■ **Task to carry out**: The listing below must be repeated word for word, with its images excluded.

**** Raw records

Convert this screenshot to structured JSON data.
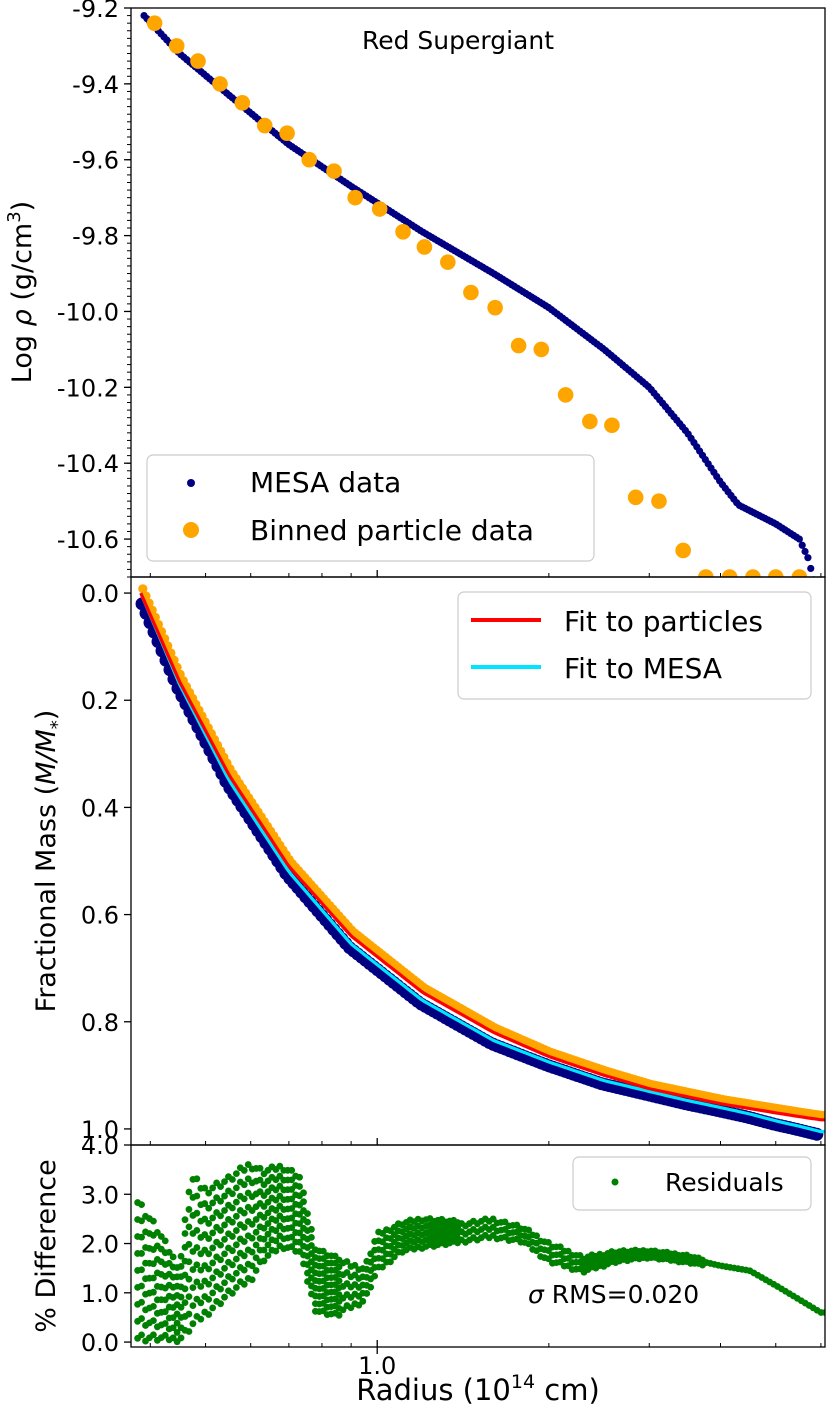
{
  "figure": {
    "xlabel": "Radius (10",
    "xlabel_sup": "14",
    "xlabel_tail": " cm)",
    "x_axis_scale": "log",
    "x_tick_labels": [
      "1.0"
    ],
    "x_range": [
      0.37,
      6.1
    ]
  },
  "colors": {
    "mesa": "#000080",
    "binned": "#ffa500",
    "fit_particles": "#ff0000",
    "fit_mesa": "#00e5ff",
    "residuals": "#008000"
  },
  "chart_data": [
    {
      "type": "scatter",
      "panel": "top",
      "title": "Red Supergiant",
      "ylabel_pre": "Log ",
      "ylabel_sym": "ρ",
      "ylabel_post": " (g/cm",
      "ylabel_sup": "3",
      "ylabel_end": ")",
      "ylim": [
        -10.7,
        -9.2
      ],
      "yticks": [
        -9.2,
        -9.4,
        -9.6,
        -9.8,
        -10.0,
        -10.2,
        -10.4,
        -10.6
      ],
      "ytick_labels": [
        "-9.2",
        "-9.4",
        "-9.6",
        "-9.8",
        "-10.0",
        "-10.2",
        "-10.4",
        "-10.6"
      ],
      "legend": {
        "placement": "lower-left",
        "entries": [
          "MESA data",
          "Binned particle data"
        ]
      },
      "mesa_curve": {
        "x": [
          0.39,
          0.45,
          0.55,
          0.7,
          0.9,
          1.2,
          1.6,
          2.0,
          2.5,
          3.0,
          3.5,
          4.0,
          4.3,
          5.0,
          5.5,
          5.9
        ],
        "y": [
          -9.22,
          -9.32,
          -9.43,
          -9.56,
          -9.67,
          -9.79,
          -9.9,
          -9.99,
          -10.1,
          -10.2,
          -10.32,
          -10.45,
          -10.51,
          -10.56,
          -10.6,
          -10.7
        ]
      },
      "series": [
        {
          "name": "Binned particle data",
          "x": [
            0.407,
            0.445,
            0.485,
            0.53,
            0.58,
            0.635,
            0.695,
            0.76,
            0.84,
            0.915,
            1.01,
            1.11,
            1.21,
            1.33,
            1.46,
            1.61,
            1.77,
            1.94,
            2.14,
            2.36,
            2.58,
            2.84,
            3.12,
            3.44,
            3.77,
            4.15,
            4.56,
            5.0,
            5.5
          ],
          "y": [
            -9.24,
            -9.3,
            -9.34,
            -9.4,
            -9.45,
            -9.51,
            -9.53,
            -9.6,
            -9.63,
            -9.7,
            -9.73,
            -9.79,
            -9.83,
            -9.87,
            -9.95,
            -9.99,
            -10.09,
            -10.1,
            -10.22,
            -10.29,
            -10.3,
            -10.49,
            -10.5,
            -10.63,
            -10.7,
            -10.7,
            -10.7,
            -10.7,
            -10.7
          ]
        }
      ]
    },
    {
      "type": "line",
      "panel": "middle",
      "ylabel_pre": "Fractional Mass (",
      "ylabel_math": "M/M",
      "ylabel_sub": "*",
      "ylabel_end": ")",
      "ylim": [
        1.03,
        -0.03
      ],
      "y_inverted": true,
      "yticks": [
        0.0,
        0.2,
        0.4,
        0.6,
        0.8,
        1.0
      ],
      "ytick_labels": [
        "0.0",
        "0.2",
        "0.4",
        "0.6",
        "0.8",
        "1.0"
      ],
      "legend": {
        "placement": "top-right",
        "entries": [
          "Fit to particles",
          "Fit to MESA"
        ]
      },
      "series": [
        {
          "name": "Fit to particles",
          "x": [
            0.385,
            0.45,
            0.55,
            0.7,
            0.9,
            1.2,
            1.6,
            2.0,
            2.5,
            3.0,
            3.5,
            4.0,
            4.5,
            5.0,
            5.5,
            6.0
          ],
          "y": [
            0.0,
            0.165,
            0.34,
            0.51,
            0.64,
            0.745,
            0.82,
            0.865,
            0.9,
            0.925,
            0.94,
            0.953,
            0.962,
            0.97,
            0.977,
            0.983
          ]
        },
        {
          "name": "Fit to MESA",
          "x": [
            0.385,
            0.45,
            0.55,
            0.7,
            0.9,
            1.2,
            1.6,
            2.0,
            2.5,
            3.0,
            3.5,
            4.0,
            4.5,
            5.0,
            5.5,
            6.0
          ],
          "y": [
            0.0,
            0.17,
            0.35,
            0.52,
            0.655,
            0.76,
            0.835,
            0.875,
            0.91,
            0.93,
            0.947,
            0.96,
            0.972,
            0.985,
            0.995,
            1.005
          ]
        }
      ]
    },
    {
      "type": "scatter",
      "panel": "bottom",
      "ylabel": "% Difference",
      "ylim": [
        -0.1,
        4.0
      ],
      "yticks": [
        0.0,
        1.0,
        2.0,
        3.0,
        4.0
      ],
      "ytick_labels": [
        "0.0",
        "1.0",
        "2.0",
        "3.0",
        "4.0"
      ],
      "legend": {
        "placement": "top-right",
        "entries": [
          "Residuals"
        ]
      },
      "annotation": {
        "sym": "σ",
        "text": " RMS=0.020"
      },
      "envelope": {
        "x": [
          0.38,
          0.41,
          0.45,
          0.47,
          0.5,
          0.55,
          0.6,
          0.63,
          0.68,
          0.73,
          0.78,
          0.85,
          0.95,
          1.0,
          1.1,
          1.2,
          1.4,
          1.6,
          1.8,
          2.0,
          2.3,
          2.6,
          3.0,
          3.5,
          4.0,
          4.5,
          5.0,
          6.0
        ],
        "hi": [
          3.1,
          2.5,
          1.6,
          3.6,
          3.3,
          3.5,
          3.8,
          3.6,
          3.7,
          3.5,
          2.0,
          1.8,
          1.6,
          2.3,
          2.5,
          2.6,
          2.5,
          2.6,
          2.4,
          2.1,
          1.8,
          1.9,
          1.9,
          1.8,
          1.6,
          1.5,
          1.2,
          0.6
        ],
        "lo": [
          0.0,
          0.0,
          0.0,
          0.2,
          0.5,
          0.9,
          1.2,
          1.6,
          1.9,
          1.8,
          0.6,
          0.5,
          0.8,
          1.4,
          1.8,
          1.9,
          2.0,
          2.1,
          2.0,
          1.6,
          1.4,
          1.6,
          1.7,
          1.6,
          1.5,
          1.4,
          1.1,
          0.6
        ]
      }
    }
  ]
}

********

■ **Exercise answer**:
Convert this screenshot to structured JSON data.
{
  "figure": {
    "xlabel": "Radius (10",
    "xlabel_sup": "14",
    "xlabel_tail": " cm)",
    "x_axis_scale": "log",
    "x_tick_labels": [
      "1.0"
    ],
    "x_range": [
      0.37,
      6.1
    ]
  },
  "colors": {
    "mesa": "#000080",
    "binned": "#ffa500",
    "fit_particles": "#ff0000",
    "fit_mesa": "#00e5ff",
    "residuals": "#008000"
  },
  "chart_data": [
    {
      "type": "scatter",
      "panel": "top",
      "title": "Red Supergiant",
      "ylabel_pre": "Log ",
      "ylabel_sym": "ρ",
      "ylabel_post": " (g/cm",
      "ylabel_sup": "3",
      "ylabel_end": ")",
      "ylim": [
        -10.7,
        -9.2
      ],
      "yticks": [
        -9.2,
        -9.4,
        -9.6,
        -9.8,
        -10.0,
        -10.2,
        -10.4,
        -10.6
      ],
      "ytick_labels": [
        "-9.2",
        "-9.4",
        "-9.6",
        "-9.8",
        "-10.0",
        "-10.2",
        "-10.4",
        "-10.6"
      ],
      "legend": {
        "placement": "lower-left",
        "entries": [
          "MESA data",
          "Binned particle data"
        ]
      },
      "mesa_curve": {
        "x": [
          0.39,
          0.45,
          0.55,
          0.7,
          0.9,
          1.2,
          1.6,
          2.0,
          2.5,
          3.0,
          3.5,
          4.0,
          4.3,
          5.0,
          5.5,
          5.9
        ],
        "y": [
          -9.22,
          -9.32,
          -9.43,
          -9.56,
          -9.67,
          -9.79,
          -9.9,
          -9.99,
          -10.1,
          -10.2,
          -10.32,
          -10.45,
          -10.51,
          -10.56,
          -10.6,
          -10.7
        ]
      },
      "series": [
        {
          "name": "Binned particle data",
          "x": [
            0.407,
            0.445,
            0.485,
            0.53,
            0.58,
            0.635,
            0.695,
            0.76,
            0.84,
            0.915,
            1.01,
            1.11,
            1.21,
            1.33,
            1.46,
            1.61,
            1.77,
            1.94,
            2.14,
            2.36,
            2.58,
            2.84,
            3.12,
            3.44,
            3.77,
            4.15,
            4.56,
            5.0,
            5.5
          ],
          "y": [
            -9.24,
            -9.3,
            -9.34,
            -9.4,
            -9.45,
            -9.51,
            -9.53,
            -9.6,
            -9.63,
            -9.7,
            -9.73,
            -9.79,
            -9.83,
            -9.87,
            -9.95,
            -9.99,
            -10.09,
            -10.1,
            -10.22,
            -10.29,
            -10.3,
            -10.49,
            -10.5,
            -10.63,
            -10.7,
            -10.7,
            -10.7,
            -10.7,
            -10.7
          ]
        }
      ]
    },
    {
      "type": "line",
      "panel": "middle",
      "ylabel_pre": "Fractional Mass (",
      "ylabel_math": "M/M",
      "ylabel_sub": "*",
      "ylabel_end": ")",
      "ylim": [
        1.03,
        -0.03
      ],
      "y_inverted": true,
      "yticks": [
        0.0,
        0.2,
        0.4,
        0.6,
        0.8,
        1.0
      ],
      "ytick_labels": [
        "0.0",
        "0.2",
        "0.4",
        "0.6",
        "0.8",
        "1.0"
      ],
      "legend": {
        "placement": "top-right",
        "entries": [
          "Fit to particles",
          "Fit to MESA"
        ]
      },
      "series": [
        {
          "name": "Fit to particles",
          "x": [
            0.385,
            0.45,
            0.55,
            0.7,
            0.9,
            1.2,
            1.6,
            2.0,
            2.5,
            3.0,
            3.5,
            4.0,
            4.5,
            5.0,
            5.5,
            6.0
          ],
          "y": [
            0.0,
            0.165,
            0.34,
            0.51,
            0.64,
            0.745,
            0.82,
            0.865,
            0.9,
            0.925,
            0.94,
            0.953,
            0.962,
            0.97,
            0.977,
            0.983
          ]
        },
        {
          "name": "Fit to MESA",
          "x": [
            0.385,
            0.45,
            0.55,
            0.7,
            0.9,
            1.2,
            1.6,
            2.0,
            2.5,
            3.0,
            3.5,
            4.0,
            4.5,
            5.0,
            5.5,
            6.0
          ],
          "y": [
            0.0,
            0.17,
            0.35,
            0.52,
            0.655,
            0.76,
            0.835,
            0.875,
            0.91,
            0.93,
            0.947,
            0.96,
            0.972,
            0.985,
            0.995,
            1.005
          ]
        }
      ]
    },
    {
      "type": "scatter",
      "panel": "bottom",
      "ylabel": "% Difference",
      "ylim": [
        -0.1,
        4.0
      ],
      "yticks": [
        0.0,
        1.0,
        2.0,
        3.0,
        4.0
      ],
      "ytick_labels": [
        "0.0",
        "1.0",
        "2.0",
        "3.0",
        "4.0"
      ],
      "legend": {
        "placement": "top-right",
        "entries": [
          "Residuals"
        ]
      },
      "annotation": {
        "sym": "σ",
        "text": " RMS=0.020"
      },
      "envelope": {
        "x": [
          0.38,
          0.41,
          0.45,
          0.47,
          0.5,
          0.55,
          0.6,
          0.63,
          0.68,
          0.73,
          0.78,
          0.85,
          0.95,
          1.0,
          1.1,
          1.2,
          1.4,
          1.6,
          1.8,
          2.0,
          2.3,
          2.6,
          3.0,
          3.5,
          4.0,
          4.5,
          5.0,
          6.0
        ],
        "hi": [
          3.1,
          2.5,
          1.6,
          3.6,
          3.3,
          3.5,
          3.8,
          3.6,
          3.7,
          3.5,
          2.0,
          1.8,
          1.6,
          2.3,
          2.5,
          2.6,
          2.5,
          2.6,
          2.4,
          2.1,
          1.8,
          1.9,
          1.9,
          1.8,
          1.6,
          1.5,
          1.2,
          0.6
        ],
        "lo": [
          0.0,
          0.0,
          0.0,
          0.2,
          0.5,
          0.9,
          1.2,
          1.6,
          1.9,
          1.8,
          0.6,
          0.5,
          0.8,
          1.4,
          1.8,
          1.9,
          2.0,
          2.1,
          2.0,
          1.6,
          1.4,
          1.6,
          1.7,
          1.6,
          1.5,
          1.4,
          1.1,
          0.6
        ]
      }
    }
  ]
}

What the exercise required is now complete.